### What is needed:
Exact reproduction is required for all entries.

[Stored data]

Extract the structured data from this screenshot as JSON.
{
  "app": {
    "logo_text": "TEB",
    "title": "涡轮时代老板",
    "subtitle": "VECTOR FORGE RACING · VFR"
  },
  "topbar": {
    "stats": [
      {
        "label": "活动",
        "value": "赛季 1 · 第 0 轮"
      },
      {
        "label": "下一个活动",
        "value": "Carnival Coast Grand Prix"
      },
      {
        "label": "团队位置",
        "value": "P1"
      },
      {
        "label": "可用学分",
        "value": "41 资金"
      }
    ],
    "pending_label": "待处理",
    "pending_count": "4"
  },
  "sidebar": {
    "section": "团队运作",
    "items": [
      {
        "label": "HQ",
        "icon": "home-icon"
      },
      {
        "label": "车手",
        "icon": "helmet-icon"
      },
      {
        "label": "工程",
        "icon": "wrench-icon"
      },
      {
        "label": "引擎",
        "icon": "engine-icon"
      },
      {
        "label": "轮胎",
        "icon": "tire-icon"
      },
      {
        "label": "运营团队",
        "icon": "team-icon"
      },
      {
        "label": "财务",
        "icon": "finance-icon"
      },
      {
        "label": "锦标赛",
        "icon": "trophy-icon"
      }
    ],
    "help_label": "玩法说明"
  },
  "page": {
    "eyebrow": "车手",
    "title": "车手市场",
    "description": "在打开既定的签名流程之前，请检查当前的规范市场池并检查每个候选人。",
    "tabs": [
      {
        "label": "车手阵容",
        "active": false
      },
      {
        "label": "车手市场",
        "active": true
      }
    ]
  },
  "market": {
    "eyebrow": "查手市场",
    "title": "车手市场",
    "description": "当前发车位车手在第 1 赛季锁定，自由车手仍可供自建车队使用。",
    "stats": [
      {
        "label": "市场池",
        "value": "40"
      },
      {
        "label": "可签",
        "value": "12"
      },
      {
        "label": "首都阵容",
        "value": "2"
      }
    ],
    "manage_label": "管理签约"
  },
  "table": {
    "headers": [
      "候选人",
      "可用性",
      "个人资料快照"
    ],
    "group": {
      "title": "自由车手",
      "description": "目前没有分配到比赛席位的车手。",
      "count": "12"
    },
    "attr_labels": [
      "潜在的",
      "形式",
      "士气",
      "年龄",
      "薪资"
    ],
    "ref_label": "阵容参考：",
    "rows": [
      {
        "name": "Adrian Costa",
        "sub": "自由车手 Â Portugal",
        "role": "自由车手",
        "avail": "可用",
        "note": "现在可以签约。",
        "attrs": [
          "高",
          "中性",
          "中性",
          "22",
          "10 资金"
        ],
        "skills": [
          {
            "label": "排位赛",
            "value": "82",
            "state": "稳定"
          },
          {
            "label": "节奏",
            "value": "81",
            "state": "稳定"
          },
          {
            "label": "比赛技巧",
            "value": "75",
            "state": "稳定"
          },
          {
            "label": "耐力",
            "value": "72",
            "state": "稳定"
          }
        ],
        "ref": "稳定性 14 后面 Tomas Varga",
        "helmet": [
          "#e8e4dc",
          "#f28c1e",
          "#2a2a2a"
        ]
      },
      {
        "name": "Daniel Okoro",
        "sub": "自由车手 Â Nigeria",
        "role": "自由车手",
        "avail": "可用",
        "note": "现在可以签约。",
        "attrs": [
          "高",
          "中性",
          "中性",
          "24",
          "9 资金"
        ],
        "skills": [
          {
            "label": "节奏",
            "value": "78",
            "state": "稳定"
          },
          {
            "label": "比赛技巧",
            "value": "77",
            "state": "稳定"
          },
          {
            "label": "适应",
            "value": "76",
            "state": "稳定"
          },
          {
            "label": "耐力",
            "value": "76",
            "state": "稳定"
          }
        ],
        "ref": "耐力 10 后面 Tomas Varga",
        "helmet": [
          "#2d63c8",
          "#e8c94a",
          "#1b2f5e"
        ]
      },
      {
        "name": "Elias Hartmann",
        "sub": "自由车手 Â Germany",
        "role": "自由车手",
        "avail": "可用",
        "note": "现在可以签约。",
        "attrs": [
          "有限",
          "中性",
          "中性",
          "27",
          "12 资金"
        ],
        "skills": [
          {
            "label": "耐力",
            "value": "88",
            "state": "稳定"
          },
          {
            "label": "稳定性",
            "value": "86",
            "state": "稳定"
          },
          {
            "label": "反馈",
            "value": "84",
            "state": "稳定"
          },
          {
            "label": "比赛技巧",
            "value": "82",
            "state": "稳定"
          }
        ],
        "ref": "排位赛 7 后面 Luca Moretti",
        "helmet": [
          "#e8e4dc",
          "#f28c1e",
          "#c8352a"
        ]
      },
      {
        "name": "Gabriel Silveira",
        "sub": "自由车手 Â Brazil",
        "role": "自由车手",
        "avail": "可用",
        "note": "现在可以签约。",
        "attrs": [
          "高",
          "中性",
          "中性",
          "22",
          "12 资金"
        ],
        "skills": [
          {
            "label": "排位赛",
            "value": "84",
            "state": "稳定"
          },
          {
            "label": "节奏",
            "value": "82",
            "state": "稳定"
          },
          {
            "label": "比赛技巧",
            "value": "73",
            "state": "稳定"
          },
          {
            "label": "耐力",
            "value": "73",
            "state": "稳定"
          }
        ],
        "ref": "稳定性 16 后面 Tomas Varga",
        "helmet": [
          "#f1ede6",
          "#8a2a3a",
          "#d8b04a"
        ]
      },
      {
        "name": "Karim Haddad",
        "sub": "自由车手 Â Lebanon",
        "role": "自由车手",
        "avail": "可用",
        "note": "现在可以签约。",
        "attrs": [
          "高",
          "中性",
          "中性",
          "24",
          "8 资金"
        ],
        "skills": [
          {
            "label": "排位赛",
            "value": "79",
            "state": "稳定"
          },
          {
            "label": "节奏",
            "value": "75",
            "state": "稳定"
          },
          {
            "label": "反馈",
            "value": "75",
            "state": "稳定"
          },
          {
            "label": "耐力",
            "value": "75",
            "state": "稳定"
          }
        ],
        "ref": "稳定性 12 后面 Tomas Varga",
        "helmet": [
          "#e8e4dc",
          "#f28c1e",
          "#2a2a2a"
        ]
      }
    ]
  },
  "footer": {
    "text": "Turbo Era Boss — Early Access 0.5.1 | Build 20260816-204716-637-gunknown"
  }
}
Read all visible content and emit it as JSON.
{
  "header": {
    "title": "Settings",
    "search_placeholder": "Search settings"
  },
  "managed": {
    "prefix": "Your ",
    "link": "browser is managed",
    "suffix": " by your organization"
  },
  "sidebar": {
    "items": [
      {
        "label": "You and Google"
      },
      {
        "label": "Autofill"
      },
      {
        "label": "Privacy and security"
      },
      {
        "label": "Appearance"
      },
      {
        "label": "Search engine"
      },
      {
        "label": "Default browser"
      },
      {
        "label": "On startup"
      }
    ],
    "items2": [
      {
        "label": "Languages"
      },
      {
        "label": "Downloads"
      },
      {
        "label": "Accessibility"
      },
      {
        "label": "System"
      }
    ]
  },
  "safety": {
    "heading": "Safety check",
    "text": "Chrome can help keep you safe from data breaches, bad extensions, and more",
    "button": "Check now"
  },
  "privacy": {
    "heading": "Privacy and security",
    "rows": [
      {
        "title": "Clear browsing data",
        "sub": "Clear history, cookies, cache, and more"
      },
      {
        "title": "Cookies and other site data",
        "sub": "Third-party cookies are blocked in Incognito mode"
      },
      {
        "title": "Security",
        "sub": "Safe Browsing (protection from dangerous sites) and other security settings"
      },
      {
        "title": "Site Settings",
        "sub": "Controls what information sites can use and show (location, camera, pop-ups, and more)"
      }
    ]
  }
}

### Written answer:
Extract the structured data from this screenshot as JSON.
{
  "app": {
    "logo_text": "TEB",
    "title": "涡轮时代老板",
    "subtitle": "VECTOR FORGE RACING · VFR"
  },
  "topbar": {
    "stats": [
      {
        "label": "活动",
        "value": "赛季 1 · 第 0 轮"
      },
      {
        "label": "下一个活动",
        "value": "Carnival Coast Grand Prix"
      },
      {
        "label": "团队位置",
        "value": "P1"
      },
      {
        "label": "可用学分",
        "value": "41 资金"
      }
    ],
    "pending_label": "待处理",
    "pending_count": "4"
  },
  "sidebar": {
    "section": "团队运作",
    "items": [
      {
        "label": "HQ",
        "icon": "home-icon"
      },
      {
        "label": "车手",
        "icon": "helmet-icon"
      },
      {
        "label": "工程",
        "icon": "wrench-icon"
      },
      {
        "label": "引擎",
        "icon": "engine-icon"
      },
      {
        "label": "轮胎",
        "icon": "tire-icon"
      },
      {
        "label": "运营团队",
        "icon": "team-icon"
      },
      {
        "label": "财务",
        "icon": "finance-icon"
      },
      {
        "label": "锦标赛",
        "icon": "trophy-icon"
      }
    ],
    "help_label": "玩法说明"
  },
  "page": {
    "eyebrow": "车手",
    "title": "车手市场",
    "description": "在打开既定的签名流程之前，请检查当前的规范市场池并检查每个候选人。",
    "tabs": [
      {
        "label": "车手阵容",
        "active": false
      },
      {
        "label": "车手市场",
        "active": true
      }
    ]
  },
  "market": {
    "eyebrow": "查手市场",
    "title": "车手市场",
    "description": "当前发车位车手在第 1 赛季锁定，自由车手仍可供自建车队使用。",
    "stats": [
      {
        "label": "市场池",
        "value": "40"
      },
      {
        "label": "可签",
        "value": "12"
      },
      {
        "label": "首都阵容",
        "value": "2"
      }
    ],
    "manage_label": "管理签约"
  },
  "table": {
    "headers": [
      "候选人",
      "可用性",
      "个人资料快照"
    ],
    "group": {
      "title": "自由车手",
      "description": "目前没有分配到比赛席位的车手。",
      "count": "12"
    },
    "attr_labels": [
      "潜在的",
      "形式",
      "士气",
      "年龄",
      "薪资"
    ],
    "ref_label": "阵容参考：",
    "rows": [
      {
        "name": "Adrian Costa",
        "sub": "自由车手 Â Portugal",
        "role": "自由车手",
        "avail": "可用",
        "note": "现在可以签约。",
        "attrs": [
          "高",
          "中性",
          "中性",
          "22",
          "10 资金"
        ],
        "skills": [
          {
            "label": "排位赛",
            "value": "82",
            "state": "稳定"
          },
          {
            "label": "节奏",
            "value": "81",
            "state": "稳定"
          },
          {
            "label": "比赛技巧",
            "value": "75",
            "state": "稳定"
          },
          {
            "label": "耐力",
            "value": "72",
            "state": "稳定"
          }
        ],
        "ref": "稳定性 14 后面 Tomas Varga",
        "helmet": [
          "#e8e4dc",
          "#f28c1e",
          "#2a2a2a"
        ]
      },
      {
        "name": "Daniel Okoro",
        "sub": "自由车手 Â Nigeria",
        "role": "自由车手",
        "avail": "可用",
        "note": "现在可以签约。",
        "attrs": [
          "高",
          "中性",
          "中性",
          "24",
          "9 资金"
        ],
        "skills": [
          {
            "label": "节奏",
            "value": "78",
            "state": "稳定"
          },
          {
            "label": "比赛技巧",
            "value": "77",
            "state": "稳定"
          },
          {
            "label": "适应",
            "value": "76",
            "state": "稳定"
          },
          {
            "label": "耐力",
            "value": "76",
            "state": "稳定"
          }
        ],
        "ref": "耐力 10 后面 Tomas Varga",
        "helmet": [
          "#2d63c8",
          "#e8c94a",
          "#1b2f5e"
        ]
      },
      {
        "name": "Elias Hartmann",
        "sub": "自由车手 Â Germany",
        "role": "自由车手",
        "avail": "可用",
        "note": "现在可以签约。",
        "attrs": [
          "有限",
          "中性",
          "中性",
          "27",
          "12 资金"
        ],
        "skills": [
          {
            "label": "耐力",
            "value": "88",
            "state": "稳定"
          },
          {
            "label": "稳定性",
            "value": "86",
            "state": "稳定"
          },
          {
            "label": "反馈",
            "value": "84",
            "state": "稳定"
          },
          {
            "label": "比赛技巧",
            "value": "82",
            "state": "稳定"
          }
        ],
        "ref": "排位赛 7 后面 Luca Moretti",
        "helmet": [
          "#e8e4dc",
          "#f28c1e",
          "#c8352a"
        ]
      },
      {
        "name": "Gabriel Silveira",
        "sub": "自由车手 Â Brazil",
        "role": "自由车手",
        "avail": "可用",
        "note": "现在可以签约。",
        "attrs": [
          "高",
          "中性",
          "中性",
          "22",
          "12 资金"
        ],
        "skills": [
          {
            "label": "排位赛",
            "value": "84",
            "state": "稳定"
          },
          {
            "label": "节奏",
            "value": "82",
            "state": "稳定"
          },
          {
            "label": "比赛技巧",
            "value": "73",
            "state": "稳定"
          },
          {
            "label": "耐力",
            "value": "73",
            "state": "稳定"
          }
        ],
        "ref": "稳定性 16 后面 Tomas Varga",
        "helmet": [
          "#f1ede6",
          "#8a2a3a",
          "#d8b04a"
        ]
      },
      {
        "name": "Karim Haddad",
        "sub": "自由车手 Â Lebanon",
        "role": "自由车手",
        "avail": "可用",
        "note": "现在可以签约。",
        "attrs": [
          "高",
          "中性",
          "中性",
          "24",
          "8 资金"
        ],
        "skills": [
          {
            "label": "排位赛",
            "value": "79",
            "state": "稳定"
          },
          {
            "label": "节奏",
            "value": "75",
            "state": "稳定"
          },
          {
            "label": "反馈",
            "value": "75",
            "state": "稳定"
          },
          {
            "label": "耐力",
            "value": "75",
            "state": "稳定"
          }
        ],
        "ref": "稳定性 12 后面 Tomas Varga",
        "helmet": [
          "#e8e4dc",
          "#f28c1e",
          "#2a2a2a"
        ]
      }
    ]
  },
  "footer": {
    "text": "Turbo Era Boss — Early Access 0.5.1 | Build 20260816-204716-637-gunknown"
  }
}
Read all visible content and emit it as JSON.
{
  "header": {
    "title": "Settings",
    "search_placeholder": "Search settings"
  },
  "managed": {
    "prefix": "Your ",
    "link": "browser is managed",
    "suffix": " by your organization"
  },
  "sidebar": {
    "items": [
      {
        "label": "You and Google"
      },
      {
        "label": "Autofill"
      },
      {
        "label": "Privacy and security"
      },
      {
        "label": "Appearance"
      },
      {
        "label": "Search engine"
      },
      {
        "label": "Default browser"
      },
      {
        "label": "On startup"
      }
    ],
    "items2": [
      {
        "label": "Languages"
      },
      {
        "label": "Downloads"
      },
      {
        "label": "Accessibility"
      },
      {
        "label": "System"
      }
    ]
  },
  "safety": {
    "heading": "Safety check",
    "text": "Chrome can help keep you safe from data breaches, bad extensions, and more",
    "button": "Check now"
  },
  "privacy": {
    "heading": "Privacy and security",
    "rows": [
      {
        "title": "Clear browsing data",
        "sub": "Clear history, cookies, cache, and more"
      },
      {
        "title": "Cookies and other site data",
        "sub": "Third-party cookies are blocked in Incognito mode"
      },
      {
        "title": "Security",
        "sub": "Safe Browsing (protection from dangerous sites) and other security settings"
      },
      {
        "title": "Site Settings",
        "sub": "Controls what information sites can use and show (location, camera, pop-ups, and more)"
      }
    ]
  }
}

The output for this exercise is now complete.